Exercise details:
Each entry below is to be written out exactly, and the pictures are to be left out.

Start of Extracted records

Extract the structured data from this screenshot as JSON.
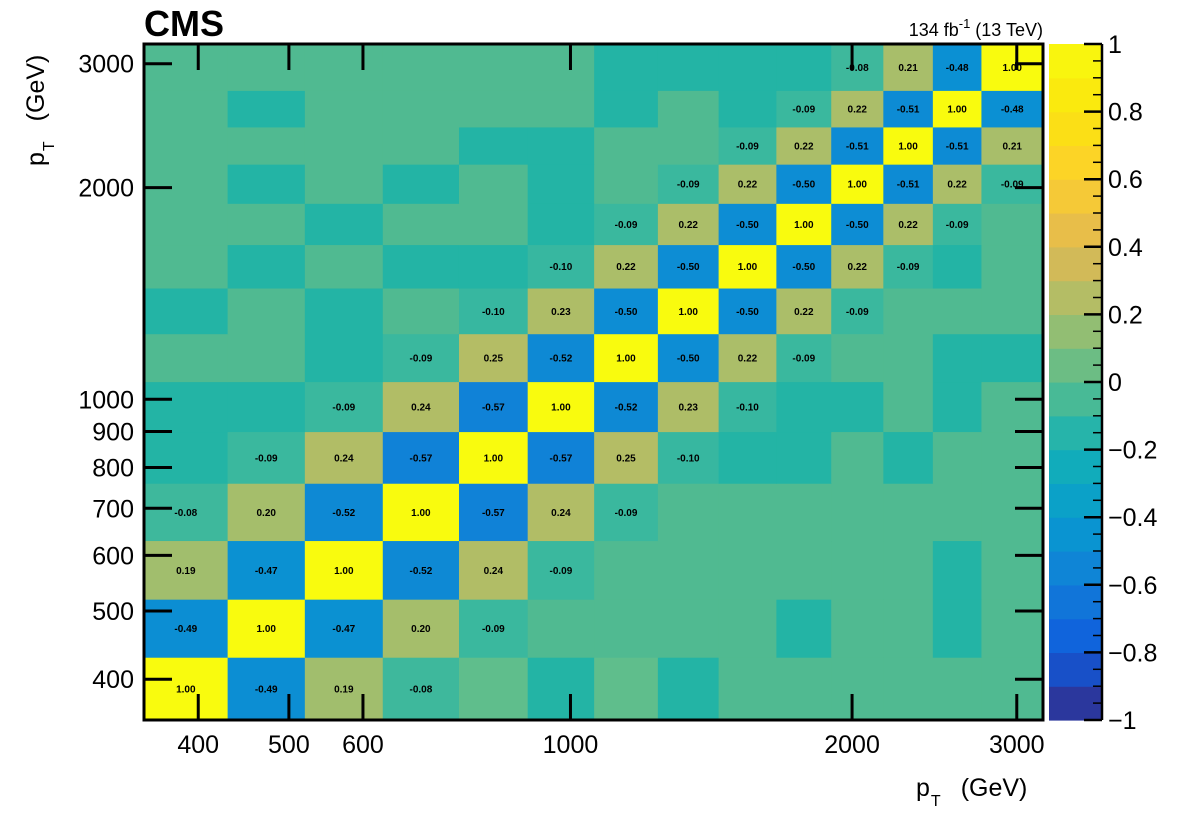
{
  "header": {
    "experiment": "CMS",
    "lumi_value": "134 fb",
    "lumi_exponent": "-1",
    "lumi_energy": " (13 TeV)"
  },
  "chart_data": {
    "type": "heatmap",
    "title": "",
    "bin_edges": [
      350,
      430,
      520,
      630,
      760,
      900,
      1060,
      1240,
      1440,
      1660,
      1900,
      2160,
      2440,
      2750,
      3200
    ],
    "xlabel": "p",
    "xlabel_sub": "T",
    "xlabel_unit": "(GeV)",
    "ylabel": "p",
    "ylabel_sub": "T",
    "ylabel_unit": "(GeV)",
    "xlim": [
      350,
      3200
    ],
    "ylim": [
      350,
      3200
    ],
    "x_scale": "log",
    "y_scale": "log",
    "x_ticks": [
      400,
      500,
      600,
      1000,
      2000,
      3000
    ],
    "y_ticks": [
      400,
      500,
      600,
      700,
      800,
      900,
      1000,
      2000,
      3000
    ],
    "y_tick_labels": [
      "400",
      "500",
      "600",
      "700",
      "800",
      "900",
      "1000",
      "2000",
      "3000"
    ],
    "x_tick_labels": [
      "400",
      "500",
      "600",
      "1000",
      "2000",
      "3000"
    ],
    "zlim": [
      -1,
      1
    ],
    "colorbar_ticks": [
      -1,
      -0.8,
      -0.6,
      -0.4,
      -0.2,
      0,
      0.2,
      0.4,
      0.6,
      0.8,
      1
    ],
    "colorbar_tick_labels": [
      "−1",
      "−0.8",
      "−0.6",
      "−0.4",
      "−0.2",
      "0",
      "0.2",
      "0.4",
      "0.6",
      "0.8",
      "1"
    ],
    "matrix": [
      [
        1.0,
        -0.49,
        0.19,
        -0.08,
        0,
        0,
        0,
        0,
        0,
        0,
        0,
        0,
        0,
        0
      ],
      [
        -0.49,
        1.0,
        -0.47,
        0.2,
        -0.09,
        0,
        0,
        0,
        0,
        0,
        0,
        0,
        0,
        0
      ],
      [
        0.19,
        -0.47,
        1.0,
        -0.52,
        0.24,
        -0.09,
        0,
        0,
        0,
        0,
        0,
        0,
        0,
        0
      ],
      [
        -0.08,
        0.2,
        -0.52,
        1.0,
        -0.57,
        0.24,
        -0.09,
        0,
        0,
        0,
        0,
        0,
        0,
        0
      ],
      [
        0,
        -0.09,
        0.24,
        -0.57,
        1.0,
        -0.57,
        0.25,
        -0.1,
        0,
        0,
        0,
        0,
        0,
        0
      ],
      [
        0,
        0,
        -0.09,
        0.24,
        -0.57,
        1.0,
        -0.52,
        0.23,
        -0.1,
        0,
        0,
        0,
        0,
        0
      ],
      [
        0,
        0,
        0,
        -0.09,
        0.25,
        -0.52,
        1.0,
        -0.5,
        0.22,
        -0.09,
        0,
        0,
        0,
        0
      ],
      [
        0,
        0,
        0,
        0,
        -0.1,
        0.23,
        -0.5,
        1.0,
        -0.5,
        0.22,
        -0.09,
        0,
        0,
        0
      ],
      [
        0,
        0,
        0,
        0,
        0,
        -0.1,
        0.22,
        -0.5,
        1.0,
        -0.5,
        0.22,
        -0.09,
        0,
        0
      ],
      [
        0,
        0,
        0,
        0,
        0,
        0,
        -0.09,
        0.22,
        -0.5,
        1.0,
        -0.5,
        0.22,
        -0.09,
        0
      ],
      [
        0,
        0,
        0,
        0,
        0,
        0,
        0,
        -0.09,
        0.22,
        -0.5,
        1.0,
        -0.51,
        0.22,
        -0.09
      ],
      [
        0,
        0,
        0,
        0,
        0,
        0,
        0,
        0,
        -0.09,
        0.22,
        -0.51,
        1.0,
        -0.51,
        0.21
      ],
      [
        0,
        0,
        0,
        0,
        0,
        0,
        0,
        0,
        0,
        -0.09,
        0.22,
        -0.51,
        1.0,
        -0.48
      ],
      [
        0,
        0,
        0,
        0,
        0,
        0,
        0,
        0,
        0,
        0,
        -0.08,
        0.21,
        -0.48,
        1.0
      ]
    ],
    "row0_order": "bottom row first (lowest pT)",
    "shown_labels_note": "labels drawn only where nonzero",
    "zero_fill_pattern": [
      [
        0,
        0,
        0,
        0,
        1,
        -1,
        1,
        -1,
        0,
        0,
        0,
        0,
        0,
        0
      ],
      [
        0,
        0,
        0,
        0,
        0,
        0,
        0,
        0,
        0,
        -1,
        0,
        0,
        -1,
        0
      ],
      [
        0,
        0,
        0,
        0,
        0,
        0,
        0,
        0,
        0,
        0,
        0,
        0,
        -1,
        0
      ],
      [
        0,
        0,
        0,
        0,
        0,
        0,
        0,
        0,
        0,
        0,
        0,
        0,
        0,
        0
      ],
      [
        -1,
        0,
        0,
        0,
        0,
        0,
        0,
        0,
        -1,
        -1,
        0,
        -1,
        0,
        0
      ],
      [
        -1,
        -1,
        0,
        0,
        0,
        0,
        0,
        0,
        0,
        -1,
        -1,
        0,
        -1,
        0
      ],
      [
        0,
        0,
        -1,
        0,
        0,
        0,
        0,
        0,
        0,
        0,
        0,
        0,
        -1,
        -1
      ],
      [
        -1,
        0,
        -1,
        0,
        0,
        0,
        0,
        0,
        0,
        0,
        -1,
        0,
        0,
        0
      ],
      [
        0,
        -1,
        0,
        -1,
        -1,
        0,
        0,
        0,
        0,
        0,
        0,
        -1,
        -1,
        0
      ],
      [
        0,
        0,
        -1,
        0,
        0,
        -1,
        -1,
        -1,
        0,
        0,
        0,
        0,
        0,
        0
      ],
      [
        0,
        -1,
        0,
        -1,
        0,
        -1,
        0,
        0,
        0,
        0,
        0,
        0,
        0,
        0
      ],
      [
        0,
        0,
        0,
        0,
        -1,
        -1,
        0,
        0,
        0,
        0,
        0,
        0,
        0,
        0
      ],
      [
        0,
        -1,
        0,
        0,
        0,
        0,
        -1,
        0,
        -1,
        0,
        0,
        0,
        0,
        0
      ],
      [
        0,
        0,
        0,
        0,
        0,
        0,
        -1,
        -1,
        -1,
        -1,
        -1,
        0,
        0,
        0
      ]
    ]
  }
}
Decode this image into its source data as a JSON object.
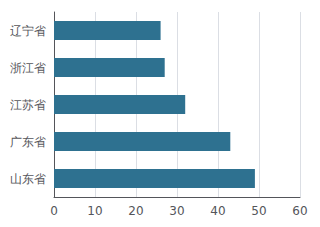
{
  "chart_data": {
    "type": "bar",
    "orientation": "horizontal",
    "categories": [
      "山东省",
      "广东省",
      "江苏省",
      "浙江省",
      "辽宁省"
    ],
    "values": [
      49,
      43,
      32,
      27,
      26
    ],
    "color": "#2e7190",
    "xlim": [
      0,
      60
    ],
    "xticks": [
      0,
      10,
      20,
      30,
      40,
      50,
      60
    ],
    "grid": true
  }
}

End of Extracted records

Completed exercise:
Extract the structured data from this screenshot as JSON.
{
  "header": {
    "experiment": "CMS",
    "lumi_value": "134 fb",
    "lumi_exponent": "-1",
    "lumi_energy": " (13 TeV)"
  },
  "chart_data": {
    "type": "heatmap",
    "title": "",
    "bin_edges": [
      350,
      430,
      520,
      630,
      760,
      900,
      1060,
      1240,
      1440,
      1660,
      1900,
      2160,
      2440,
      2750,
      3200
    ],
    "xlabel": "p",
    "xlabel_sub": "T",
    "xlabel_unit": "(GeV)",
    "ylabel": "p",
    "ylabel_sub": "T",
    "ylabel_unit": "(GeV)",
    "xlim": [
      350,
      3200
    ],
    "ylim": [
      350,
      3200
    ],
    "x_scale": "log",
    "y_scale": "log",
    "x_ticks": [
      400,
      500,
      600,
      1000,
      2000,
      3000
    ],
    "y_ticks": [
      400,
      500,
      600,
      700,
      800,
      900,
      1000,
      2000,
      3000
    ],
    "y_tick_labels": [
      "400",
      "500",
      "600",
      "700",
      "800",
      "900",
      "1000",
      "2000",
      "3000"
    ],
    "x_tick_labels": [
      "400",
      "500",
      "600",
      "1000",
      "2000",
      "3000"
    ],
    "zlim": [
      -1,
      1
    ],
    "colorbar_ticks": [
      -1,
      -0.8,
      -0.6,
      -0.4,
      -0.2,
      0,
      0.2,
      0.4,
      0.6,
      0.8,
      1
    ],
    "colorbar_tick_labels": [
      "−1",
      "−0.8",
      "−0.6",
      "−0.4",
      "−0.2",
      "0",
      "0.2",
      "0.4",
      "0.6",
      "0.8",
      "1"
    ],
    "matrix": [
      [
        1.0,
        -0.49,
        0.19,
        -0.08,
        0,
        0,
        0,
        0,
        0,
        0,
        0,
        0,
        0,
        0
      ],
      [
        -0.49,
        1.0,
        -0.47,
        0.2,
        -0.09,
        0,
        0,
        0,
        0,
        0,
        0,
        0,
        0,
        0
      ],
      [
        0.19,
        -0.47,
        1.0,
        -0.52,
        0.24,
        -0.09,
        0,
        0,
        0,
        0,
        0,
        0,
        0,
        0
      ],
      [
        -0.08,
        0.2,
        -0.52,
        1.0,
        -0.57,
        0.24,
        -0.09,
        0,
        0,
        0,
        0,
        0,
        0,
        0
      ],
      [
        0,
        -0.09,
        0.24,
        -0.57,
        1.0,
        -0.57,
        0.25,
        -0.1,
        0,
        0,
        0,
        0,
        0,
        0
      ],
      [
        0,
        0,
        -0.09,
        0.24,
        -0.57,
        1.0,
        -0.52,
        0.23,
        -0.1,
        0,
        0,
        0,
        0,
        0
      ],
      [
        0,
        0,
        0,
        -0.09,
        0.25,
        -0.52,
        1.0,
        -0.5,
        0.22,
        -0.09,
        0,
        0,
        0,
        0
      ],
      [
        0,
        0,
        0,
        0,
        -0.1,
        0.23,
        -0.5,
        1.0,
        -0.5,
        0.22,
        -0.09,
        0,
        0,
        0
      ],
      [
        0,
        0,
        0,
        0,
        0,
        -0.1,
        0.22,
        -0.5,
        1.0,
        -0.5,
        0.22,
        -0.09,
        0,
        0
      ],
      [
        0,
        0,
        0,
        0,
        0,
        0,
        -0.09,
        0.22,
        -0.5,
        1.0,
        -0.5,
        0.22,
        -0.09,
        0
      ],
      [
        0,
        0,
        0,
        0,
        0,
        0,
        0,
        -0.09,
        0.22,
        -0.5,
        1.0,
        -0.51,
        0.22,
        -0.09
      ],
      [
        0,
        0,
        0,
        0,
        0,
        0,
        0,
        0,
        -0.09,
        0.22,
        -0.51,
        1.0,
        -0.51,
        0.21
      ],
      [
        0,
        0,
        0,
        0,
        0,
        0,
        0,
        0,
        0,
        -0.09,
        0.22,
        -0.51,
        1.0,
        -0.48
      ],
      [
        0,
        0,
        0,
        0,
        0,
        0,
        0,
        0,
        0,
        0,
        -0.08,
        0.21,
        -0.48,
        1.0
      ]
    ],
    "row0_order": "bottom row first (lowest pT)",
    "shown_labels_note": "labels drawn only where nonzero",
    "zero_fill_pattern": [
      [
        0,
        0,
        0,
        0,
        1,
        -1,
        1,
        -1,
        0,
        0,
        0,
        0,
        0,
        0
      ],
      [
        0,
        0,
        0,
        0,
        0,
        0,
        0,
        0,
        0,
        -1,
        0,
        0,
        -1,
        0
      ],
      [
        0,
        0,
        0,
        0,
        0,
        0,
        0,
        0,
        0,
        0,
        0,
        0,
        -1,
        0
      ],
      [
        0,
        0,
        0,
        0,
        0,
        0,
        0,
        0,
        0,
        0,
        0,
        0,
        0,
        0
      ],
      [
        -1,
        0,
        0,
        0,
        0,
        0,
        0,
        0,
        -1,
        -1,
        0,
        -1,
        0,
        0
      ],
      [
        -1,
        -1,
        0,
        0,
        0,
        0,
        0,
        0,
        0,
        -1,
        -1,
        0,
        -1,
        0
      ],
      [
        0,
        0,
        -1,
        0,
        0,
        0,
        0,
        0,
        0,
        0,
        0,
        0,
        -1,
        -1
      ],
      [
        -1,
        0,
        -1,
        0,
        0,
        0,
        0,
        0,
        0,
        0,
        -1,
        0,
        0,
        0
      ],
      [
        0,
        -1,
        0,
        -1,
        -1,
        0,
        0,
        0,
        0,
        0,
        0,
        -1,
        -1,
        0
      ],
      [
        0,
        0,
        -1,
        0,
        0,
        -1,
        -1,
        -1,
        0,
        0,
        0,
        0,
        0,
        0
      ],
      [
        0,
        -1,
        0,
        -1,
        0,
        -1,
        0,
        0,
        0,
        0,
        0,
        0,
        0,
        0
      ],
      [
        0,
        0,
        0,
        0,
        -1,
        -1,
        0,
        0,
        0,
        0,
        0,
        0,
        0,
        0
      ],
      [
        0,
        -1,
        0,
        0,
        0,
        0,
        -1,
        0,
        -1,
        0,
        0,
        0,
        0,
        0
      ],
      [
        0,
        0,
        0,
        0,
        0,
        0,
        -1,
        -1,
        -1,
        -1,
        -1,
        0,
        0,
        0
      ]
    ]
  }
}
Decode this image into its source data as a JSON object.
{
  "chart_data": {
    "type": "bar",
    "orientation": "horizontal",
    "categories": [
      "山东省",
      "广东省",
      "江苏省",
      "浙江省",
      "辽宁省"
    ],
    "values": [
      49,
      43,
      32,
      27,
      26
    ],
    "color": "#2e7190",
    "xlim": [
      0,
      60
    ],
    "xticks": [
      0,
      10,
      20,
      30,
      40,
      50,
      60
    ],
    "grid": true
  }
}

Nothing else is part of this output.